begin

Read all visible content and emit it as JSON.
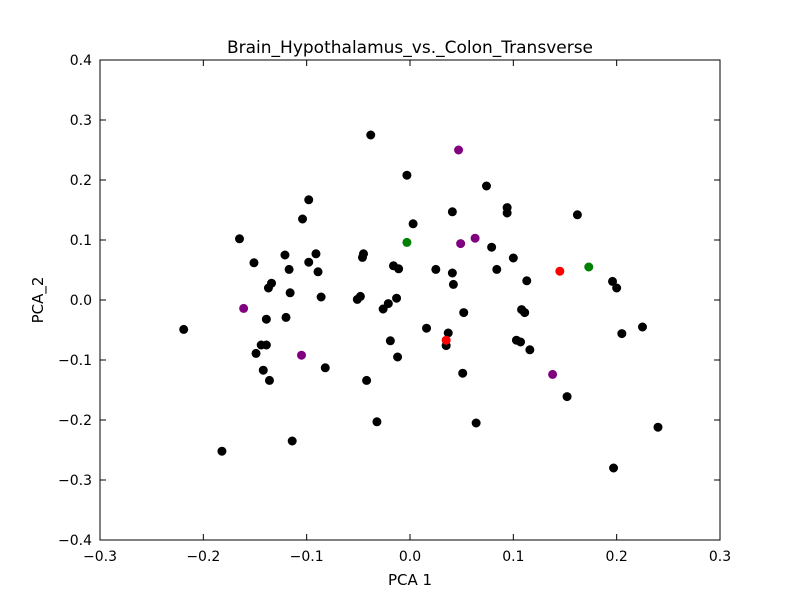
{
  "chart_data": {
    "type": "scatter",
    "title": "Brain_Hypothalamus_vs._Colon_Transverse",
    "xlabel": "PCA 1",
    "ylabel": "PCA_2",
    "xlim": [
      -0.3,
      0.3
    ],
    "ylim": [
      -0.4,
      0.4
    ],
    "x_ticks": [
      -0.3,
      -0.2,
      -0.1,
      0.0,
      0.1,
      0.2,
      0.3
    ],
    "x_tick_labels": [
      "−0.3",
      "−0.2",
      "−0.1",
      "0.0",
      "0.1",
      "0.2",
      "0.3"
    ],
    "y_ticks": [
      -0.4,
      -0.3,
      -0.2,
      -0.1,
      0.0,
      0.1,
      0.2,
      0.3,
      0.4
    ],
    "y_tick_labels": [
      "−0.4",
      "−0.3",
      "−0.2",
      "−0.1",
      "0.0",
      "0.1",
      "0.2",
      "0.3",
      "0.4"
    ],
    "grid": false,
    "legend": "none",
    "series": [
      {
        "color": "#000000",
        "points": [
          [
            -0.219,
            -0.049
          ],
          [
            -0.182,
            -0.252
          ],
          [
            -0.165,
            0.102
          ],
          [
            -0.151,
            0.062
          ],
          [
            -0.149,
            -0.089
          ],
          [
            -0.144,
            -0.075
          ],
          [
            -0.142,
            -0.117
          ],
          [
            -0.139,
            -0.075
          ],
          [
            -0.139,
            -0.032
          ],
          [
            -0.137,
            0.02
          ],
          [
            -0.136,
            -0.134
          ],
          [
            -0.134,
            0.028
          ],
          [
            -0.121,
            0.075
          ],
          [
            -0.12,
            -0.029
          ],
          [
            -0.117,
            0.051
          ],
          [
            -0.116,
            0.012
          ],
          [
            -0.114,
            -0.235
          ],
          [
            -0.104,
            0.135
          ],
          [
            -0.098,
            0.167
          ],
          [
            -0.098,
            0.063
          ],
          [
            -0.091,
            0.077
          ],
          [
            -0.089,
            0.047
          ],
          [
            -0.086,
            0.005
          ],
          [
            -0.082,
            -0.113
          ],
          [
            -0.051,
            0.001
          ],
          [
            -0.048,
            0.006
          ],
          [
            -0.046,
            0.071
          ],
          [
            -0.045,
            0.077
          ],
          [
            -0.042,
            -0.134
          ],
          [
            -0.038,
            0.275
          ],
          [
            -0.032,
            -0.203
          ],
          [
            -0.026,
            -0.015
          ],
          [
            -0.021,
            -0.006
          ],
          [
            -0.019,
            -0.068
          ],
          [
            -0.016,
            0.057
          ],
          [
            -0.013,
            0.003
          ],
          [
            -0.012,
            -0.095
          ],
          [
            -0.011,
            0.052
          ],
          [
            -0.003,
            0.208
          ],
          [
            0.003,
            0.127
          ],
          [
            0.016,
            -0.047
          ],
          [
            0.025,
            0.051
          ],
          [
            0.035,
            -0.076
          ],
          [
            0.037,
            -0.055
          ],
          [
            0.041,
            0.147
          ],
          [
            0.041,
            0.045
          ],
          [
            0.042,
            0.026
          ],
          [
            0.051,
            -0.122
          ],
          [
            0.052,
            -0.021
          ],
          [
            0.064,
            -0.205
          ],
          [
            0.074,
            0.19
          ],
          [
            0.079,
            0.088
          ],
          [
            0.084,
            0.051
          ],
          [
            0.094,
            0.154
          ],
          [
            0.094,
            0.145
          ],
          [
            0.1,
            0.07
          ],
          [
            0.103,
            -0.067
          ],
          [
            0.107,
            -0.07
          ],
          [
            0.108,
            -0.016
          ],
          [
            0.111,
            -0.021
          ],
          [
            0.113,
            0.032
          ],
          [
            0.116,
            -0.083
          ],
          [
            0.152,
            -0.161
          ],
          [
            0.162,
            0.142
          ],
          [
            0.196,
            0.031
          ],
          [
            0.197,
            -0.28
          ],
          [
            0.2,
            0.02
          ],
          [
            0.205,
            -0.056
          ],
          [
            0.225,
            -0.045
          ],
          [
            0.24,
            -0.212
          ]
        ]
      },
      {
        "color": "#800080",
        "points": [
          [
            -0.161,
            -0.014
          ],
          [
            -0.105,
            -0.092
          ],
          [
            0.047,
            0.25
          ],
          [
            0.049,
            0.094
          ],
          [
            0.063,
            0.103
          ],
          [
            0.138,
            -0.124
          ]
        ]
      },
      {
        "color": "#008000",
        "points": [
          [
            -0.003,
            0.096
          ],
          [
            0.173,
            0.055
          ]
        ]
      },
      {
        "color": "#ff0000",
        "points": [
          [
            0.035,
            -0.067
          ],
          [
            0.145,
            0.048
          ]
        ]
      }
    ]
  }
}
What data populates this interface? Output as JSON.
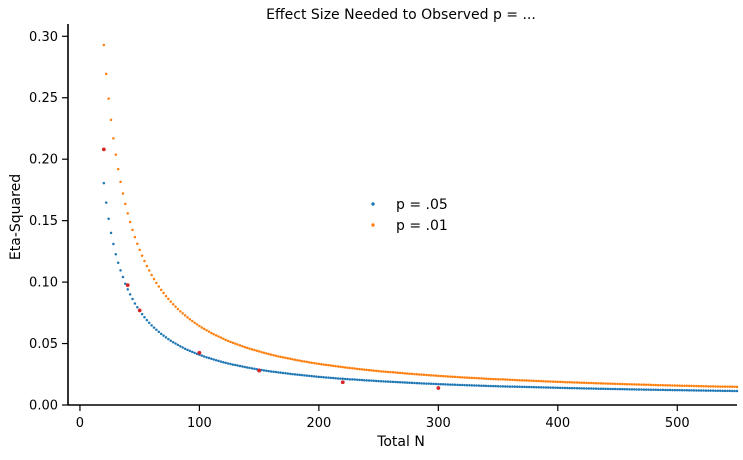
{
  "chart_data": {
    "type": "scatter",
    "title": "Effect Size Needed to Observed p = ...",
    "xlabel": "Total N",
    "ylabel": "Eta-Squared",
    "xlim": [
      -10,
      550
    ],
    "ylim": [
      0,
      0.31
    ],
    "x_ticks": [
      0,
      100,
      200,
      300,
      400,
      500
    ],
    "x_tick_labels": [
      "0",
      "100",
      "200",
      "300",
      "400",
      "500"
    ],
    "y_ticks": [
      0.0,
      0.05,
      0.1,
      0.15,
      0.2,
      0.25,
      0.3
    ],
    "y_tick_labels": [
      "0.00",
      "0.05",
      "0.10",
      "0.15",
      "0.20",
      "0.25",
      "0.30"
    ],
    "grid": false,
    "legend_position": "center",
    "series": [
      {
        "name": "p = .05",
        "color": "#1f77b4",
        "x_range": [
          20,
          550
        ],
        "x_step": 2,
        "y": [
          0.1805,
          0.1647,
          0.1515,
          0.14,
          0.131,
          0.1227,
          0.1157,
          0.1095,
          0.1041,
          0.0987,
          0.0941,
          0.09,
          0.0862,
          0.0826,
          0.0795,
          0.0765,
          0.0739,
          0.0714,
          0.0691,
          0.0669,
          0.0648,
          0.063,
          0.0612,
          0.0595,
          0.0579,
          0.0564,
          0.055,
          0.0536,
          0.0523,
          0.0511,
          0.05,
          0.0489,
          0.0478,
          0.0468,
          0.0458,
          0.0449,
          0.044,
          0.0432,
          0.0424,
          0.0416,
          0.0409,
          0.0402,
          0.0395,
          0.0388,
          0.0382,
          0.0376,
          0.037,
          0.0364,
          0.0359,
          0.0353,
          0.0348,
          0.0343,
          0.0338,
          0.0334,
          0.0329,
          0.0325,
          0.0321,
          0.0317,
          0.0313,
          0.0309,
          0.0305,
          0.0302,
          0.0298,
          0.0295,
          0.0291,
          0.0288,
          0.0285,
          0.0282,
          0.0279,
          0.0276,
          0.0273,
          0.0271,
          0.0268,
          0.0265,
          0.0263,
          0.026,
          0.0258,
          0.0256,
          0.0253,
          0.0251,
          0.0249,
          0.0247,
          0.0245,
          0.0243,
          0.0241,
          0.0239,
          0.0237,
          0.0235,
          0.0233,
          0.0231,
          0.0229,
          0.0228,
          0.0226,
          0.0224,
          0.0223,
          0.0221,
          0.022,
          0.0218,
          0.0216,
          0.0215,
          0.0214,
          0.0212,
          0.0211,
          0.0209,
          0.0208,
          0.0207,
          0.0205,
          0.0204,
          0.0203,
          0.0201,
          0.02,
          0.0199,
          0.0198,
          0.0197,
          0.0195,
          0.0194,
          0.0193,
          0.0192,
          0.0191,
          0.019,
          0.0189,
          0.0188,
          0.0187,
          0.0186,
          0.0185,
          0.0184,
          0.0183,
          0.0182,
          0.0181,
          0.018,
          0.0179,
          0.0178,
          0.0177,
          0.0176,
          0.0175,
          0.0174,
          0.0174,
          0.0173,
          0.0172,
          0.0171,
          0.017,
          0.0169,
          0.0169,
          0.0168,
          0.0167,
          0.0166,
          0.0166,
          0.0165,
          0.0164,
          0.0163,
          0.0163,
          0.0162,
          0.0161,
          0.0161,
          0.016,
          0.0159,
          0.0159,
          0.0158,
          0.0157,
          0.0157,
          0.0156,
          0.0155,
          0.0155,
          0.0154,
          0.0154,
          0.0153,
          0.0152,
          0.0152,
          0.0151,
          0.0151,
          0.015,
          0.015,
          0.0149,
          0.0148,
          0.0148,
          0.0147,
          0.0147,
          0.0146,
          0.0146,
          0.0145,
          0.0145,
          0.0144,
          0.0144,
          0.0143,
          0.0143,
          0.0142,
          0.0142,
          0.0141,
          0.0141,
          0.014,
          0.014,
          0.0139,
          0.0139,
          0.0138,
          0.0138,
          0.0137,
          0.0137,
          0.0137,
          0.0136,
          0.0136,
          0.0135,
          0.0135,
          0.0134,
          0.0134,
          0.0134,
          0.0133,
          0.0133,
          0.0132,
          0.0132,
          0.0132,
          0.0131,
          0.0131,
          0.013,
          0.013,
          0.013,
          0.0129,
          0.0129,
          0.0129,
          0.0128,
          0.0128,
          0.0127,
          0.0127,
          0.0127,
          0.0126,
          0.0126,
          0.0126,
          0.0125,
          0.0125,
          0.0125,
          0.0124,
          0.0124,
          0.0124,
          0.0123,
          0.0123,
          0.0123,
          0.0122,
          0.0122,
          0.0122,
          0.0121,
          0.0121,
          0.0121,
          0.0121,
          0.012,
          0.012,
          0.012,
          0.0119,
          0.0119,
          0.0119,
          0.0118,
          0.0118,
          0.0118,
          0.0118,
          0.0117,
          0.0117,
          0.0117,
          0.0117,
          0.0116,
          0.0116,
          0.0116,
          0.0115,
          0.0115,
          0.0115,
          0.0115,
          0.0114,
          0.0114,
          0.0114,
          0.0114,
          0.0113,
          0.0113,
          0.0113,
          0.0113,
          0.0112,
          0.0112,
          0.0112,
          0.0112,
          0.0111,
          0.0111,
          0.0111,
          0.0111,
          0.0111,
          0.011,
          0.011
        ]
      },
      {
        "name": "p = .01",
        "color": "#ff7f0e",
        "x_range": [
          20,
          550
        ],
        "x_step": 2,
        "y": [
          0.2929,
          0.2694,
          0.2493,
          0.232,
          0.2169,
          0.2037,
          0.1919,
          0.1815,
          0.1721,
          0.1636,
          0.1559,
          0.1489,
          0.1425,
          0.1366,
          0.1312,
          0.1262,
          0.1215,
          0.1172,
          0.1131,
          0.1094,
          0.1058,
          0.1025,
          0.0994,
          0.0964,
          0.0937,
          0.0911,
          0.0886,
          0.0863,
          0.0841,
          0.082,
          0.08,
          0.0781,
          0.0762,
          0.0745,
          0.0729,
          0.0713,
          0.0698,
          0.0683,
          0.0669,
          0.0656,
          0.0643,
          0.0631,
          0.0619,
          0.0608,
          0.0597,
          0.0586,
          0.0576,
          0.0566,
          0.0557,
          0.0548,
          0.0539,
          0.053,
          0.0522,
          0.0514,
          0.0506,
          0.0499,
          0.0492,
          0.0485,
          0.0478,
          0.0471,
          0.0465,
          0.0459,
          0.0453,
          0.0447,
          0.0441,
          0.0436,
          0.043,
          0.0425,
          0.042,
          0.0415,
          0.041,
          0.0405,
          0.0401,
          0.0396,
          0.0392,
          0.0388,
          0.0384,
          0.038,
          0.0376,
          0.0372,
          0.0368,
          0.0364,
          0.0361,
          0.0357,
          0.0354,
          0.0351,
          0.0347,
          0.0344,
          0.0341,
          0.0338,
          0.0335,
          0.0332,
          0.0329,
          0.0326,
          0.0324,
          0.0321,
          0.0318,
          0.0316,
          0.0313,
          0.0311,
          0.0308,
          0.0306,
          0.0303,
          0.0301,
          0.0299,
          0.0297,
          0.0294,
          0.0292,
          0.029,
          0.0288,
          0.0286,
          0.0284,
          0.0282,
          0.028,
          0.0278,
          0.0276,
          0.0274,
          0.0273,
          0.0271,
          0.0269,
          0.0267,
          0.0266,
          0.0264,
          0.0262,
          0.0261,
          0.0259,
          0.0257,
          0.0256,
          0.0254,
          0.0253,
          0.0251,
          0.025,
          0.0248,
          0.0247,
          0.0246,
          0.0244,
          0.0243,
          0.0241,
          0.024,
          0.0239,
          0.0237,
          0.0236,
          0.0235,
          0.0234,
          0.0232,
          0.0231,
          0.023,
          0.0229,
          0.0228,
          0.0226,
          0.0225,
          0.0224,
          0.0223,
          0.0222,
          0.0221,
          0.022,
          0.0219,
          0.0218,
          0.0217,
          0.0216,
          0.0214,
          0.0213,
          0.0212,
          0.0211,
          0.0211,
          0.021,
          0.0209,
          0.0208,
          0.0207,
          0.0206,
          0.0205,
          0.0204,
          0.0203,
          0.0202,
          0.0201,
          0.02,
          0.02,
          0.0199,
          0.0198,
          0.0197,
          0.0196,
          0.0195,
          0.0195,
          0.0194,
          0.0193,
          0.0192,
          0.0191,
          0.0191,
          0.019,
          0.0189,
          0.0188,
          0.0188,
          0.0187,
          0.0186,
          0.0185,
          0.0185,
          0.0184,
          0.0183,
          0.0183,
          0.0182,
          0.0181,
          0.0181,
          0.018,
          0.0179,
          0.0179,
          0.0178,
          0.0177,
          0.0177,
          0.0176,
          0.0175,
          0.0175,
          0.0174,
          0.0174,
          0.0173,
          0.0172,
          0.0172,
          0.0171,
          0.0171,
          0.017,
          0.0169,
          0.0169,
          0.0168,
          0.0168,
          0.0167,
          0.0167,
          0.0166,
          0.0166,
          0.0165,
          0.0165,
          0.0164,
          0.0163,
          0.0163,
          0.0162,
          0.0162,
          0.0161,
          0.0161,
          0.016,
          0.016,
          0.0159,
          0.0159,
          0.0158,
          0.0158,
          0.0157,
          0.0157,
          0.0157,
          0.0156,
          0.0156,
          0.0155,
          0.0155,
          0.0154,
          0.0154,
          0.0153,
          0.0153,
          0.0152,
          0.0152,
          0.0152,
          0.0151,
          0.0151,
          0.015,
          0.015,
          0.0149,
          0.0149,
          0.0149,
          0.0148,
          0.0148,
          0.0147,
          0.0147,
          0.0147,
          0.0146,
          0.0146,
          0.0145,
          0.0145,
          0.0145,
          0.0144,
          0.0144,
          0.0144,
          0.0143
        ]
      }
    ],
    "highlight_points": {
      "color": "#d62728",
      "points": [
        {
          "x": 20,
          "y": 0.208
        },
        {
          "x": 40,
          "y": 0.0975
        },
        {
          "x": 50,
          "y": 0.077
        },
        {
          "x": 100,
          "y": 0.0425
        },
        {
          "x": 150,
          "y": 0.028
        },
        {
          "x": 220,
          "y": 0.0185
        },
        {
          "x": 300,
          "y": 0.0138
        }
      ]
    }
  }
}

end

▸ TASK
Find the lines of the material that hold the word "title" and report their count alone.

▸ IN RESPONSE
2